* _The task_: Check each line of the data below for the word "fois", then extract the ones that have it.

* _Data in this exercise_:
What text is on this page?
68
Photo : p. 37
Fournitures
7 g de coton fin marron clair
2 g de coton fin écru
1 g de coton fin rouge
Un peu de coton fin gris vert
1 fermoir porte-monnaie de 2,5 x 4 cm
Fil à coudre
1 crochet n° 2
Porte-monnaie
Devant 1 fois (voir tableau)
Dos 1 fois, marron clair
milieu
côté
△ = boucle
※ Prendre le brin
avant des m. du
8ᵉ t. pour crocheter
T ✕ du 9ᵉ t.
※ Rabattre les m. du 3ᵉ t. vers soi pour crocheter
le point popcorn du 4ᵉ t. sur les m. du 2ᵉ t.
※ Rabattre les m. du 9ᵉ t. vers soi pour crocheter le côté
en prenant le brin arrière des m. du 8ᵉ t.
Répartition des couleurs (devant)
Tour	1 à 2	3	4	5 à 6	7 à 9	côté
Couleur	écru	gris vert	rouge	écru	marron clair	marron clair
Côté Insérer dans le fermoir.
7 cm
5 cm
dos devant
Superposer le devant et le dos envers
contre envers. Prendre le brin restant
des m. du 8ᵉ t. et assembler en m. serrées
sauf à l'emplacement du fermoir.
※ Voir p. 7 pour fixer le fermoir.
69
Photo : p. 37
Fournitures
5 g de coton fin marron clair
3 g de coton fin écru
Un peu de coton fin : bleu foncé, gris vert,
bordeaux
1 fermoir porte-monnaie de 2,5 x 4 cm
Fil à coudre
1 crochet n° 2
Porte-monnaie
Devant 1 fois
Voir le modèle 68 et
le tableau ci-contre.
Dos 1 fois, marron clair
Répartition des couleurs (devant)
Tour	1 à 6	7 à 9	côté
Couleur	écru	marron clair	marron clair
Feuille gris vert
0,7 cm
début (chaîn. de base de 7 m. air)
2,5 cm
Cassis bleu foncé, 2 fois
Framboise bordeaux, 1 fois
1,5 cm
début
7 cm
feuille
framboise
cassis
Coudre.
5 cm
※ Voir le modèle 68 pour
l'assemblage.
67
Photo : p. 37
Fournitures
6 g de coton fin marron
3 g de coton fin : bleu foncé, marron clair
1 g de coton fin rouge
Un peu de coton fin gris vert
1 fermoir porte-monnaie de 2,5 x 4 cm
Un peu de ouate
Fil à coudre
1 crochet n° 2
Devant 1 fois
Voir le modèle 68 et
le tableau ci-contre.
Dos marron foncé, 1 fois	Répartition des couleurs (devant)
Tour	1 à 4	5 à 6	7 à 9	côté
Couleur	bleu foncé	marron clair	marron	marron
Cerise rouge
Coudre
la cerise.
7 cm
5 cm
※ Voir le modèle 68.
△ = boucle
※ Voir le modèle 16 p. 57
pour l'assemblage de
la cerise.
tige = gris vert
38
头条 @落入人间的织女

* _Task response_:
Devant 1 fois (voir tableau)
Dos 1 fois, marron clair
Devant 1 fois
Dos 1 fois, marron clair
Cassis bleu foncé, 2 fois
Framboise bordeaux, 1 fois
Devant 1 fois
Dos marron foncé, 1 fois	Répartition des couleurs (devant)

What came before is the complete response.